- What is asked -
Look through the records below, and copy out every line that holds the string "调大光圈".

- Material for the task -

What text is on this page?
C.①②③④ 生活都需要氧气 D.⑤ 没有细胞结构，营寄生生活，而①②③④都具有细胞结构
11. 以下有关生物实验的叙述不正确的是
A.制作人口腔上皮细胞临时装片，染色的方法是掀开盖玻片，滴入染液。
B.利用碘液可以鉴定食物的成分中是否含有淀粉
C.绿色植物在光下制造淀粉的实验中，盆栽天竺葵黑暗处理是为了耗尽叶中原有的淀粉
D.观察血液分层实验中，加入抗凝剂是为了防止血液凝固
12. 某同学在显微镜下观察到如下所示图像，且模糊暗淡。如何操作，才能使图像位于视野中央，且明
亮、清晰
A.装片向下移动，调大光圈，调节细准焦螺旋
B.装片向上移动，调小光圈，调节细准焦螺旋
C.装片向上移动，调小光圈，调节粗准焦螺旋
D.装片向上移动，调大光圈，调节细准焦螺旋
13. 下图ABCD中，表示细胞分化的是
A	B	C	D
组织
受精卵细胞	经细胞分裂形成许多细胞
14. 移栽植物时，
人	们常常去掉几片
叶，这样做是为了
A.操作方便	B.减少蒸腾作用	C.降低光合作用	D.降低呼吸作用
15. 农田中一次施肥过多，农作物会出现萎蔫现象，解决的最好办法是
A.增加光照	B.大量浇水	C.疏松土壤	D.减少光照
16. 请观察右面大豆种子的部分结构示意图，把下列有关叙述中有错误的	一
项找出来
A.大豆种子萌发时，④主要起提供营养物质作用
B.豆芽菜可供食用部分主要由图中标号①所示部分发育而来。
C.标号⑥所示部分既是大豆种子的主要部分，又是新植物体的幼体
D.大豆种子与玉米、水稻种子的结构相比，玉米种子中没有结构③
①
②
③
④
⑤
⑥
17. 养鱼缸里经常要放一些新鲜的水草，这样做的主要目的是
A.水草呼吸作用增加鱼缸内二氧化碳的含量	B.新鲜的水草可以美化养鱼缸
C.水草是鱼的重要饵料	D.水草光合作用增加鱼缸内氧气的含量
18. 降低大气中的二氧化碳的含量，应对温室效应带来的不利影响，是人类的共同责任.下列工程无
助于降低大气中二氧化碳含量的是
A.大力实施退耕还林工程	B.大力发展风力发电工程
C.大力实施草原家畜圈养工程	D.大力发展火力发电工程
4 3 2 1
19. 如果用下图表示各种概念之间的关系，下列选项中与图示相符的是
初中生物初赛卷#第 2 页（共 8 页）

- Full answer -
A.装片向下移动，调大光圈，调节细准焦螺旋
D.装片向上移动，调大光圈，调节细准焦螺旋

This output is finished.